EXERCISE GOAL: Identify the lines that include the word "nicht", then copy all of them.

EXTRACTED DATA:

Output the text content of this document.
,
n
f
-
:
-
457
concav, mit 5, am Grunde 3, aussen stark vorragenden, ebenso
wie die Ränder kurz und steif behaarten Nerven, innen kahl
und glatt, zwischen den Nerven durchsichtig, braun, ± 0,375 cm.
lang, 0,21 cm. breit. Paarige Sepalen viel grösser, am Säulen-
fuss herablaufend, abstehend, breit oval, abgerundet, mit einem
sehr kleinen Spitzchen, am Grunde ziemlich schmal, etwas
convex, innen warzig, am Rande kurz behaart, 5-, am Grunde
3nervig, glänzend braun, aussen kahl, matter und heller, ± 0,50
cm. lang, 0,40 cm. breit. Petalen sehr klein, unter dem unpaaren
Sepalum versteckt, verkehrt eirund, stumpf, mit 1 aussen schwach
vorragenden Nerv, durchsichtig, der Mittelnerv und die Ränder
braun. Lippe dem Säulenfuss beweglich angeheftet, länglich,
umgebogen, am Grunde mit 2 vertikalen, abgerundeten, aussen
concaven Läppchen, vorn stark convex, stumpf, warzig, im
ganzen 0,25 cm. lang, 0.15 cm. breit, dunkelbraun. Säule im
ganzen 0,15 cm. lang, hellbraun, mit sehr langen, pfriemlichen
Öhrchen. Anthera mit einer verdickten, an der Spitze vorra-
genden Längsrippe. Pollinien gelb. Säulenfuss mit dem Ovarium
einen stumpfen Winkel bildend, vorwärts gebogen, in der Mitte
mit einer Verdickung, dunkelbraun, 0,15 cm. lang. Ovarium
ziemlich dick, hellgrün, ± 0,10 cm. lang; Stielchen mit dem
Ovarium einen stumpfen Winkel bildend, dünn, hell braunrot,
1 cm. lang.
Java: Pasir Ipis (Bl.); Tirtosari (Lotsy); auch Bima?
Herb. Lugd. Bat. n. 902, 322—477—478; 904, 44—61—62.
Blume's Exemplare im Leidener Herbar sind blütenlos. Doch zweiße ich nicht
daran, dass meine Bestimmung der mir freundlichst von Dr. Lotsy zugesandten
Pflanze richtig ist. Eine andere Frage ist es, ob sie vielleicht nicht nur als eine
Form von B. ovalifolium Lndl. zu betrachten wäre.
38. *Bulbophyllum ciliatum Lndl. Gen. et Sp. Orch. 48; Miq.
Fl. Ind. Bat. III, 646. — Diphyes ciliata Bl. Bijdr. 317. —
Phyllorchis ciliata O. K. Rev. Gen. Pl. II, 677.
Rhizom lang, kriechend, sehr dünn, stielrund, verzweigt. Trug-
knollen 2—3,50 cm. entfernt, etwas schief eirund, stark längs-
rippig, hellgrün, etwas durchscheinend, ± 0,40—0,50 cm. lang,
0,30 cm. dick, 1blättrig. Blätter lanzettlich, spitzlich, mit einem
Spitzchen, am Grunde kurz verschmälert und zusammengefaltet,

REPLY TO THE EXERCISE:
Blume's Exemplare im Leidener Herbar sind blütenlos. Doch zweiße ich nicht
Pflanze richtig ist. Eine andere Frage ist es, ob sie vielleicht nicht nur als eine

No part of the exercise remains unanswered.